Set problem: Go through the material below and count the lines with the string "name"; the number is the whole answer.

(Saved data entries)
──────
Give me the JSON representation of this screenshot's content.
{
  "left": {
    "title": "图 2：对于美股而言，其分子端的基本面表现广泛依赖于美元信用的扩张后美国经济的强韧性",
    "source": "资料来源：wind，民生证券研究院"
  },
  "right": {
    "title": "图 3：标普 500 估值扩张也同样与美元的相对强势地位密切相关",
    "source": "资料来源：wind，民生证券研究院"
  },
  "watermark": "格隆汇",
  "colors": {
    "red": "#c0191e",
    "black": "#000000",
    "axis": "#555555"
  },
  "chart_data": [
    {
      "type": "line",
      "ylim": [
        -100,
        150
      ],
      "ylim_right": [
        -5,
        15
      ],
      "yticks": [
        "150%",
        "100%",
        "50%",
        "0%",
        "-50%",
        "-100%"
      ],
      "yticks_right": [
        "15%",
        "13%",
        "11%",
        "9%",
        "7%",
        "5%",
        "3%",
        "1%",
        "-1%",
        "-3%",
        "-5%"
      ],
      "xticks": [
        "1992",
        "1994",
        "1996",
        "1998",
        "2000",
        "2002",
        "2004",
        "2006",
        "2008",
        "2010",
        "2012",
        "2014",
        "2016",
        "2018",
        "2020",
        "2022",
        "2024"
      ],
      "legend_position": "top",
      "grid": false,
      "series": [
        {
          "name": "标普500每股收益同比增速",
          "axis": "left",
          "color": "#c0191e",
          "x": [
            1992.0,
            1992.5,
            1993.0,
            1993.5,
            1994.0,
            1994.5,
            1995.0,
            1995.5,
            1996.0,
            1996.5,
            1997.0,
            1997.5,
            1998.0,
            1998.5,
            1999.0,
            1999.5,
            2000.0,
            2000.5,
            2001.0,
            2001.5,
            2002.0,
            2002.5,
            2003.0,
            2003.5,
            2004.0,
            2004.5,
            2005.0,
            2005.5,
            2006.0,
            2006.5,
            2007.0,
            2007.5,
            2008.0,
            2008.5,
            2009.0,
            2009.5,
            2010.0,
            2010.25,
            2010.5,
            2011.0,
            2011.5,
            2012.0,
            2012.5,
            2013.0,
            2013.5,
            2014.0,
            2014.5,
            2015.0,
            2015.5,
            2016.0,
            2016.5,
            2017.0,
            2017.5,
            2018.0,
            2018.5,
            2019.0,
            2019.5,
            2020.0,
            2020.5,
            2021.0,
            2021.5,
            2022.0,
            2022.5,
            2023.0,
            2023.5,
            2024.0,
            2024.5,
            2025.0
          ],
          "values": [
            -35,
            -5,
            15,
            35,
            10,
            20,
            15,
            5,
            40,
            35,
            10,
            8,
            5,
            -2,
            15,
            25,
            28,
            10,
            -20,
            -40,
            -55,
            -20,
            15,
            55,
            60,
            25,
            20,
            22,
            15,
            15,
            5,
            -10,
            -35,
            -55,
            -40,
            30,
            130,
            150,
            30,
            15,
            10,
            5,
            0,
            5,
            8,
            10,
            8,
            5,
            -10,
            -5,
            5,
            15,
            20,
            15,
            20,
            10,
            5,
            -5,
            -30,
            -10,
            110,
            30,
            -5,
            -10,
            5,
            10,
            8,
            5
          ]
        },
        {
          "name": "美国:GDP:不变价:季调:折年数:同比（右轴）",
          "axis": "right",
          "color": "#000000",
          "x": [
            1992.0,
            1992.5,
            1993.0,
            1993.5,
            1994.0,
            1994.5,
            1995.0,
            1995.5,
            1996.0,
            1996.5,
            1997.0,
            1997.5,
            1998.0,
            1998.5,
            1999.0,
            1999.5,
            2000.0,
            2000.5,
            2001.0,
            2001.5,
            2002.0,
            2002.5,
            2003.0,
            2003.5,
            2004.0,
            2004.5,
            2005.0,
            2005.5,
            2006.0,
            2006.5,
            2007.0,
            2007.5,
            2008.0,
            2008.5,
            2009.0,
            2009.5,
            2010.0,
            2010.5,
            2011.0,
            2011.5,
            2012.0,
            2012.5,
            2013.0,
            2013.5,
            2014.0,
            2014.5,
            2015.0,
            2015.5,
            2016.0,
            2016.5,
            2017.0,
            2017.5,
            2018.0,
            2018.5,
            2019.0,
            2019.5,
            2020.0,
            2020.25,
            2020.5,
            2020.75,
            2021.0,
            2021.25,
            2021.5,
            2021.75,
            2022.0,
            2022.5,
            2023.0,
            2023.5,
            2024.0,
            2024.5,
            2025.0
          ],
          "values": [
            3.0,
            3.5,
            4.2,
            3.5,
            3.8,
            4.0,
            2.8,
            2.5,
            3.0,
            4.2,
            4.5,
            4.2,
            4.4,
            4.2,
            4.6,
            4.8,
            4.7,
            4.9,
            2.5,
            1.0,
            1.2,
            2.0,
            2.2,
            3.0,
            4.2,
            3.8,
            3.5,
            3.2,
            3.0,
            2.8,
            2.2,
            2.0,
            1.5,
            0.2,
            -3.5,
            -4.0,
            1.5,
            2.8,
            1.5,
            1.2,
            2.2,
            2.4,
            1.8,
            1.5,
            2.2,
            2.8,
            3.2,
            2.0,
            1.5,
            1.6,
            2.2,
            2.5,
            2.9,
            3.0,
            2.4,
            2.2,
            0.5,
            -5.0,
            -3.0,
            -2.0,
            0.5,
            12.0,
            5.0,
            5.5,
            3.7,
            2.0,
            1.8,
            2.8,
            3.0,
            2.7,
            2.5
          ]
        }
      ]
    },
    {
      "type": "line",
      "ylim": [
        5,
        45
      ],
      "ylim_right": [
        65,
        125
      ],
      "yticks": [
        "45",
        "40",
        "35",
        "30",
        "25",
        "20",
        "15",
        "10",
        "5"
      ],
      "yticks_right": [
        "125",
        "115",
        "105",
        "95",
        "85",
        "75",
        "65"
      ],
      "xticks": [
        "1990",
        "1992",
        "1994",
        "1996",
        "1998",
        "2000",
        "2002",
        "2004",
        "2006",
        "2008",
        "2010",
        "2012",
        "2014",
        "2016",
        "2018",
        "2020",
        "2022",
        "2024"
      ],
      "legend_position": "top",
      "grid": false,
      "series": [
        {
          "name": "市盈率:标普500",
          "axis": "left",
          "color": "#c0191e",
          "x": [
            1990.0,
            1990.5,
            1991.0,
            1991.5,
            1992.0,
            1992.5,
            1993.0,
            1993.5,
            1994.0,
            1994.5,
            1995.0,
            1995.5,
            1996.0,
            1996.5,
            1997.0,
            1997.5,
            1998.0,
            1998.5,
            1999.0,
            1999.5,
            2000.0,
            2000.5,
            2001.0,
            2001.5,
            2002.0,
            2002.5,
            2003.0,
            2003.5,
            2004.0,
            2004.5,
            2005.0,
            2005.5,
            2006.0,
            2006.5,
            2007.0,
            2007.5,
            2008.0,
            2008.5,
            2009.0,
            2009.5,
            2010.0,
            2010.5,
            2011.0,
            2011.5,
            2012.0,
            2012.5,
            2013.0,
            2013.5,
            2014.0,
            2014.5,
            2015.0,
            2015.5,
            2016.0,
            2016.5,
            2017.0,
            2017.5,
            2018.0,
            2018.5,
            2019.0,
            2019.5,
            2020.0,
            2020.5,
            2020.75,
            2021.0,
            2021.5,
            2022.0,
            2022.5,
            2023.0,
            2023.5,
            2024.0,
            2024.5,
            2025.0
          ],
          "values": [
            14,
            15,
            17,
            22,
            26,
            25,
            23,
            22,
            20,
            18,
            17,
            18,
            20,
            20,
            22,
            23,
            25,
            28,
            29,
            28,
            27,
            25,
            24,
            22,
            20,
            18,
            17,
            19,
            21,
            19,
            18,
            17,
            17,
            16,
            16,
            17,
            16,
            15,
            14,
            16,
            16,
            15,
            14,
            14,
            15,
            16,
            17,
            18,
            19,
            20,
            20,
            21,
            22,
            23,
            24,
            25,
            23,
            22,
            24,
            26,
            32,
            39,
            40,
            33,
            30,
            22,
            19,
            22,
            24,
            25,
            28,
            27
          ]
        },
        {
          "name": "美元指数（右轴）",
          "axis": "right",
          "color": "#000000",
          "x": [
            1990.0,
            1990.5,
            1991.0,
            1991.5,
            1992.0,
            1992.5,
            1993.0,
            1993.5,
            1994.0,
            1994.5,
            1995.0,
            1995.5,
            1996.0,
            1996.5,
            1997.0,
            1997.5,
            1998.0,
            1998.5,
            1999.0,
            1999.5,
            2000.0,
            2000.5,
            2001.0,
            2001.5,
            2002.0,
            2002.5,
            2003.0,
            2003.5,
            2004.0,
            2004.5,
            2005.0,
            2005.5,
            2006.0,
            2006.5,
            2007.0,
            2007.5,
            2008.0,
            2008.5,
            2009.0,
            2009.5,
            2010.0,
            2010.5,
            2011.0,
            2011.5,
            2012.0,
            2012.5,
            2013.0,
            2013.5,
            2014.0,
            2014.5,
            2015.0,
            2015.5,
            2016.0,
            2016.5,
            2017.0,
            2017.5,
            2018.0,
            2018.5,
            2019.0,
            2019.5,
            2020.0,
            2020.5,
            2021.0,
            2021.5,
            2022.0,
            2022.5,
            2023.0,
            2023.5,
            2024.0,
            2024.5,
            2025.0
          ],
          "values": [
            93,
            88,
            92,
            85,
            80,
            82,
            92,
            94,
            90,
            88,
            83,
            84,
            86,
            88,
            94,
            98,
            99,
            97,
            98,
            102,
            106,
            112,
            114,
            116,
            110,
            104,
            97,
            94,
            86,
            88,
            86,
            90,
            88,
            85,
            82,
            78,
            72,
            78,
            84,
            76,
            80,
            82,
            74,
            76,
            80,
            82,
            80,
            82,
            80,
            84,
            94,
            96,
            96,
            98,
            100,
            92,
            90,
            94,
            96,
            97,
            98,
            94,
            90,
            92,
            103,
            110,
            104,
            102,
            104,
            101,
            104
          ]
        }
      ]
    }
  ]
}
──────
Finished task: 4